Goal of the exercise | Reproduce the data in its entirety, exactly as supplied.

Available records |

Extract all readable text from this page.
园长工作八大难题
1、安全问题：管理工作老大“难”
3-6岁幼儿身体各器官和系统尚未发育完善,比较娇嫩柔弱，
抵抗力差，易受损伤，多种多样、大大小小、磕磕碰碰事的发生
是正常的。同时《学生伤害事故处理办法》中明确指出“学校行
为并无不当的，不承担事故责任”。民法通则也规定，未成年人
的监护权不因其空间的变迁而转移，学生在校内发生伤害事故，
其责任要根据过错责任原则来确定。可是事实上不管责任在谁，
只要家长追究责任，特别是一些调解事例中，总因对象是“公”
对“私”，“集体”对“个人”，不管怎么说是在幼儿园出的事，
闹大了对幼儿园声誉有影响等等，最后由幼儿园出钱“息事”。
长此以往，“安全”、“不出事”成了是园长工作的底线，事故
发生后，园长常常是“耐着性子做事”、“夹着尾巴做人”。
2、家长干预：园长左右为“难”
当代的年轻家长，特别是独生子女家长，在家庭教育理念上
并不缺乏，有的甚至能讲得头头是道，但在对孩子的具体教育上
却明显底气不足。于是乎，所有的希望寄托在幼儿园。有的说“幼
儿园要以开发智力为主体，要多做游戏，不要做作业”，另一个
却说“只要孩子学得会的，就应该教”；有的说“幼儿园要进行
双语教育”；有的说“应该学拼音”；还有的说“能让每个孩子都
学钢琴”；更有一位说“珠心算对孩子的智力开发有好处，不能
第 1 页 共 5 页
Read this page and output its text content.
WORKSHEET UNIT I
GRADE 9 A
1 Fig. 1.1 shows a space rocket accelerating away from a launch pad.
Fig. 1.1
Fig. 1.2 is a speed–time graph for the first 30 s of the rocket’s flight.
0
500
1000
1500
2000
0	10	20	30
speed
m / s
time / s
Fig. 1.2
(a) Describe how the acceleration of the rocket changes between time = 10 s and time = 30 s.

Solution to this task |
Extract all readable text from this page.
园长工作八大难题
1、安全问题：管理工作老大“难”
3-6岁幼儿身体各器官和系统尚未发育完善,比较娇嫩柔弱，
抵抗力差，易受损伤，多种多样、大大小小、磕磕碰碰事的发生
是正常的。同时《学生伤害事故处理办法》中明确指出“学校行
为并无不当的，不承担事故责任”。民法通则也规定，未成年人
的监护权不因其空间的变迁而转移，学生在校内发生伤害事故，
其责任要根据过错责任原则来确定。可是事实上不管责任在谁，
只要家长追究责任，特别是一些调解事例中，总因对象是“公”
对“私”，“集体”对“个人”，不管怎么说是在幼儿园出的事，
闹大了对幼儿园声誉有影响等等，最后由幼儿园出钱“息事”。
长此以往，“安全”、“不出事”成了是园长工作的底线，事故
发生后，园长常常是“耐着性子做事”、“夹着尾巴做人”。
2、家长干预：园长左右为“难”
当代的年轻家长，特别是独生子女家长，在家庭教育理念上
并不缺乏，有的甚至能讲得头头是道，但在对孩子的具体教育上
却明显底气不足。于是乎，所有的希望寄托在幼儿园。有的说“幼
儿园要以开发智力为主体，要多做游戏，不要做作业”，另一个
却说“只要孩子学得会的，就应该教”；有的说“幼儿园要进行
双语教育”；有的说“应该学拼音”；还有的说“能让每个孩子都
学钢琴”；更有一位说“珠心算对孩子的智力开发有好处，不能
第 1 页 共 5 页
Read this page and output its text content.
WORKSHEET UNIT I
GRADE 9 A
1 Fig. 1.1 shows a space rocket accelerating away from a launch pad.
Fig. 1.1
Fig. 1.2 is a speed–time graph for the first 30 s of the rocket’s flight.
0
500
1000
1500
2000
0	10	20	30
speed
m / s
time / s
Fig. 1.2
(a) Describe how the acceleration of the rocket changes between time = 10 s and time = 30 s.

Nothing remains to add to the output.